**Required task**
Output every entry exactly as written, skipping any pictures.

**Data rows**
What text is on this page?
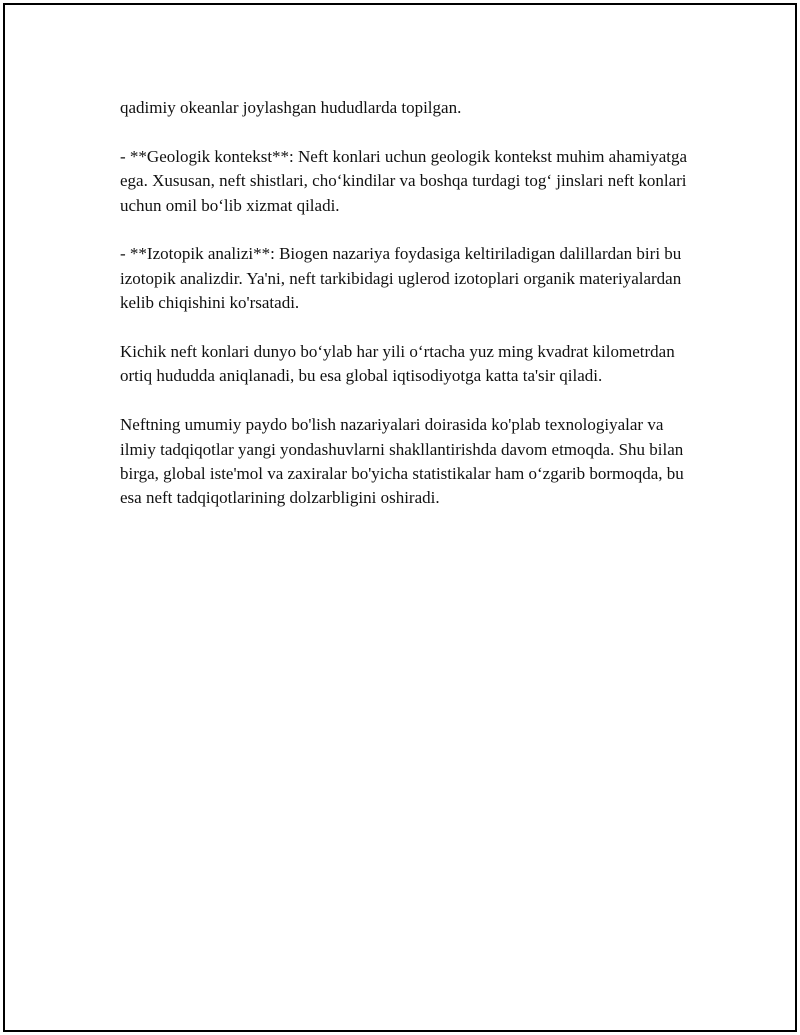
qadimiy okeanlar joylashgan hududlarda topilgan.

- **Geologik kontekst**: Neft konlari uchun geologik kontekst muhim ahamiyatga ega. Xususan, neft shistlari, cho‘kindilar va boshqa turdagi tog‘ jinslari neft konlari uchun omil bo‘lib xizmat qiladi.

- **Izotopik analizi**: Biogen nazariya foydasiga keltiriladigan dalillardan biri bu izotopik analizdir. Ya'ni, neft tarkibidagi uglerod izotoplari organik materiyalardan kelib chiqishini ko'rsatadi.

Kichik neft konlari dunyo bo‘ylab har yili o‘rtacha yuz ming kvadrat kilometrdan ortiq hududda aniqlanadi, bu esa global iqtisodiyotga katta ta'sir qiladi.

Neftning umumiy paydo bo'lish nazariyalari doirasida ko'plab texnologiyalar va ilmiy tadqiqotlar yangi yondashuvlarni shakllantirishda davom etmoqda. Shu bilan birga, global iste'mol va zaxiralar bo'yicha statistikalar ham o‘zgarib bormoqda, bu esa neft tadqiqotlarining dolzarbligini oshiradi.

**Solution to the exercise**
What text is on this page?
qadimiy okeanlar joylashgan hududlarda topilgan.

- **Geologik kontekst**: Neft konlari uchun geologik kontekst muhim ahamiyatga ega. Xususan, neft shistlari, cho‘kindilar va boshqa turdagi tog‘ jinslari neft konlari uchun omil bo‘lib xizmat qiladi.

- **Izotopik analizi**: Biogen nazariya foydasiga keltiriladigan dalillardan biri bu izotopik analizdir. Ya'ni, neft tarkibidagi uglerod izotoplari organik materiyalardan kelib chiqishini ko'rsatadi.

Kichik neft konlari dunyo bo‘ylab har yili o‘rtacha yuz ming kvadrat kilometrdan ortiq hududda aniqlanadi, bu esa global iqtisodiyotga katta ta'sir qiladi.

Neftning umumiy paydo bo'lish nazariyalari doirasida ko'plab texnologiyalar va ilmiy tadqiqotlar yangi yondashuvlarni shakllantirishda davom etmoqda. Shu bilan birga, global iste'mol va zaxiralar bo'yicha statistikalar ham o‘zgarib bormoqda, bu esa neft tadqiqotlarining dolzarbligini oshiradi.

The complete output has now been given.